PROBLEM »
Each record must be retyped in full. No character may differ.

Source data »
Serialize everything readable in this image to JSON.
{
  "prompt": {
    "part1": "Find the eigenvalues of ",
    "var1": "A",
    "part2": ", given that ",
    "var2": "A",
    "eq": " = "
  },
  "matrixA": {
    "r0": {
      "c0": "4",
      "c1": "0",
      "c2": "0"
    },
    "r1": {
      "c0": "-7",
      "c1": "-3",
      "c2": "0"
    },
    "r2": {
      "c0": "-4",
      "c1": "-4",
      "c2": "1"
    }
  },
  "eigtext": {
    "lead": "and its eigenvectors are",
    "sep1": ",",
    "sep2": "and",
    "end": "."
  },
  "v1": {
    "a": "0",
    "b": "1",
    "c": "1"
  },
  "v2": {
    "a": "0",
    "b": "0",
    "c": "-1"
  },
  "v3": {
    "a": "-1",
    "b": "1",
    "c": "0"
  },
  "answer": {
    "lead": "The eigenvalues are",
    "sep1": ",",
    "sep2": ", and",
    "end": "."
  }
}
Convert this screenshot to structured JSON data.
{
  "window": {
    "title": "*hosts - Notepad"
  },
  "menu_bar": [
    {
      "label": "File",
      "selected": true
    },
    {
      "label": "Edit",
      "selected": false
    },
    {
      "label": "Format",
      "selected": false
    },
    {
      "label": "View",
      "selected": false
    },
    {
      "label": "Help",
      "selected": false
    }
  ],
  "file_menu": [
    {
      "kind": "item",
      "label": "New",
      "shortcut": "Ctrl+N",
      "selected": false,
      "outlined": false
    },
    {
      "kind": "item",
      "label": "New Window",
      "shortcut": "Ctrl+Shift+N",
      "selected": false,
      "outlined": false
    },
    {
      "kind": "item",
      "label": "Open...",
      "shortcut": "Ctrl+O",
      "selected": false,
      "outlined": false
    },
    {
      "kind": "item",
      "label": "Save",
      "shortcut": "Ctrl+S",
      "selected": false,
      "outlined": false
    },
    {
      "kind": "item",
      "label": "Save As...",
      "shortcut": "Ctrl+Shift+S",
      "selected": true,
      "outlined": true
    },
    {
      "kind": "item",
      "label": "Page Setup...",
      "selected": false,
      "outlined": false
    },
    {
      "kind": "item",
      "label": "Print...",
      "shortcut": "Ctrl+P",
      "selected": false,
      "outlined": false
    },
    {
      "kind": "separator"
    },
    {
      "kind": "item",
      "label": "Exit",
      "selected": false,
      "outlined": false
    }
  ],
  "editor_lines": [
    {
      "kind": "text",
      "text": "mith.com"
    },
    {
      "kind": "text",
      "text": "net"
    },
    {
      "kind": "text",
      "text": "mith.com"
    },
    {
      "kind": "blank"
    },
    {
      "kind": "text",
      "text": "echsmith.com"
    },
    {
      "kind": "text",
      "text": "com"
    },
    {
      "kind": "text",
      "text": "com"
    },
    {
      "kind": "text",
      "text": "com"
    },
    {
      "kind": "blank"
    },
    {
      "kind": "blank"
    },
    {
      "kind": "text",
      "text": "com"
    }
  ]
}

WRITTEN SOLUTION »
Serialize everything readable in this image to JSON.
{
  "prompt": {
    "part1": "Find the eigenvalues of ",
    "var1": "A",
    "part2": ", given that ",
    "var2": "A",
    "eq": " = "
  },
  "matrixA": {
    "r0": {
      "c0": "4",
      "c1": "0",
      "c2": "0"
    },
    "r1": {
      "c0": "-7",
      "c1": "-3",
      "c2": "0"
    },
    "r2": {
      "c0": "-4",
      "c1": "-4",
      "c2": "1"
    }
  },
  "eigtext": {
    "lead": "and its eigenvectors are",
    "sep1": ",",
    "sep2": "and",
    "end": "."
  },
  "v1": {
    "a": "0",
    "b": "1",
    "c": "1"
  },
  "v2": {
    "a": "0",
    "b": "0",
    "c": "-1"
  },
  "v3": {
    "a": "-1",
    "b": "1",
    "c": "0"
  },
  "answer": {
    "lead": "The eigenvalues are",
    "sep1": ",",
    "sep2": ", and",
    "end": "."
  }
}
Convert this screenshot to structured JSON data.
{
  "window": {
    "title": "*hosts - Notepad"
  },
  "menu_bar": [
    {
      "label": "File",
      "selected": true
    },
    {
      "label": "Edit",
      "selected": false
    },
    {
      "label": "Format",
      "selected": false
    },
    {
      "label": "View",
      "selected": false
    },
    {
      "label": "Help",
      "selected": false
    }
  ],
  "file_menu": [
    {
      "kind": "item",
      "label": "New",
      "shortcut": "Ctrl+N",
      "selected": false,
      "outlined": false
    },
    {
      "kind": "item",
      "label": "New Window",
      "shortcut": "Ctrl+Shift+N",
      "selected": false,
      "outlined": false
    },
    {
      "kind": "item",
      "label": "Open...",
      "shortcut": "Ctrl+O",
      "selected": false,
      "outlined": false
    },
    {
      "kind": "item",
      "label": "Save",
      "shortcut": "Ctrl+S",
      "selected": false,
      "outlined": false
    },
    {
      "kind": "item",
      "label": "Save As...",
      "shortcut": "Ctrl+Shift+S",
      "selected": true,
      "outlined": true
    },
    {
      "kind": "item",
      "label": "Page Setup...",
      "selected": false,
      "outlined": false
    },
    {
      "kind": "item",
      "label": "Print...",
      "shortcut": "Ctrl+P",
      "selected": false,
      "outlined": false
    },
    {
      "kind": "separator"
    },
    {
      "kind": "item",
      "label": "Exit",
      "selected": false,
      "outlined": false
    }
  ],
  "editor_lines": [
    {
      "kind": "text",
      "text": "mith.com"
    },
    {
      "kind": "text",
      "text": "net"
    },
    {
      "kind": "text",
      "text": "mith.com"
    },
    {
      "kind": "blank"
    },
    {
      "kind": "text",
      "text": "echsmith.com"
    },
    {
      "kind": "text",
      "text": "com"
    },
    {
      "kind": "text",
      "text": "com"
    },
    {
      "kind": "text",
      "text": "com"
    },
    {
      "kind": "blank"
    },
    {
      "kind": "blank"
    },
    {
      "kind": "text",
      "text": "com"
    }
  ]
}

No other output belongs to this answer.